* [Stated problem]: Restate the full set of records exactly, without adding or dropping a word.

* [The input]:
++++++

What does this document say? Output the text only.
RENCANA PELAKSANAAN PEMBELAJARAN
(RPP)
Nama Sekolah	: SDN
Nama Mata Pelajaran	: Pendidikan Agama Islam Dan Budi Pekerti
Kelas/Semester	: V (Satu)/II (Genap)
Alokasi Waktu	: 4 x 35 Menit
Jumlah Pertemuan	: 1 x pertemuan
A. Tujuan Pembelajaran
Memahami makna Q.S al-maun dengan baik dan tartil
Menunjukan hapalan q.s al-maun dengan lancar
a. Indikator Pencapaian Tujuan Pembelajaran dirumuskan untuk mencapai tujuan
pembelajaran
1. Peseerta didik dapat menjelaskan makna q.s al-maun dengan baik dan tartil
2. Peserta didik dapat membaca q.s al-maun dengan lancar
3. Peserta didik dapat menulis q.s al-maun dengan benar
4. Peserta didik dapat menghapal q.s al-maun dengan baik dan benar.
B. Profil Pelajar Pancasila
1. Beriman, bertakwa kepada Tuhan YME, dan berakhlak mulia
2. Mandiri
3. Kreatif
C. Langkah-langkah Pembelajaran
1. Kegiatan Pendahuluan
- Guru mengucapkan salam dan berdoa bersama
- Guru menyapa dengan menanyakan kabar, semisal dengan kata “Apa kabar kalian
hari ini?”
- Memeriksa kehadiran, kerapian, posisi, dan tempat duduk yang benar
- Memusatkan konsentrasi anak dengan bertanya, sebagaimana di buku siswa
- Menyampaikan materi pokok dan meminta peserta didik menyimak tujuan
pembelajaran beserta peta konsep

++++++

* [Response to the task]:
What does this document say? Output the text only.
RENCANA PELAKSANAAN PEMBELAJARAN
(RPP)
Nama Sekolah	: SDN
Nama Mata Pelajaran	: Pendidikan Agama Islam Dan Budi Pekerti
Kelas/Semester	: V (Satu)/II (Genap)
Alokasi Waktu	: 4 x 35 Menit
Jumlah Pertemuan	: 1 x pertemuan
A. Tujuan Pembelajaran
Memahami makna Q.S al-maun dengan baik dan tartil
Menunjukan hapalan q.s al-maun dengan lancar
a. Indikator Pencapaian Tujuan Pembelajaran dirumuskan untuk mencapai tujuan
pembelajaran
1. Peseerta didik dapat menjelaskan makna q.s al-maun dengan baik dan tartil
2. Peserta didik dapat membaca q.s al-maun dengan lancar
3. Peserta didik dapat menulis q.s al-maun dengan benar
4. Peserta didik dapat menghapal q.s al-maun dengan baik dan benar.
B. Profil Pelajar Pancasila
1. Beriman, bertakwa kepada Tuhan YME, dan berakhlak mulia
2. Mandiri
3. Kreatif
C. Langkah-langkah Pembelajaran
1. Kegiatan Pendahuluan
- Guru mengucapkan salam dan berdoa bersama
- Guru menyapa dengan menanyakan kabar, semisal dengan kata “Apa kabar kalian
hari ini?”
- Memeriksa kehadiran, kerapian, posisi, dan tempat duduk yang benar
- Memusatkan konsentrasi anak dengan bertanya, sebagaimana di buku siswa
- Menyampaikan materi pokok dan meminta peserta didik menyimak tujuan
pembelajaran beserta peta konsep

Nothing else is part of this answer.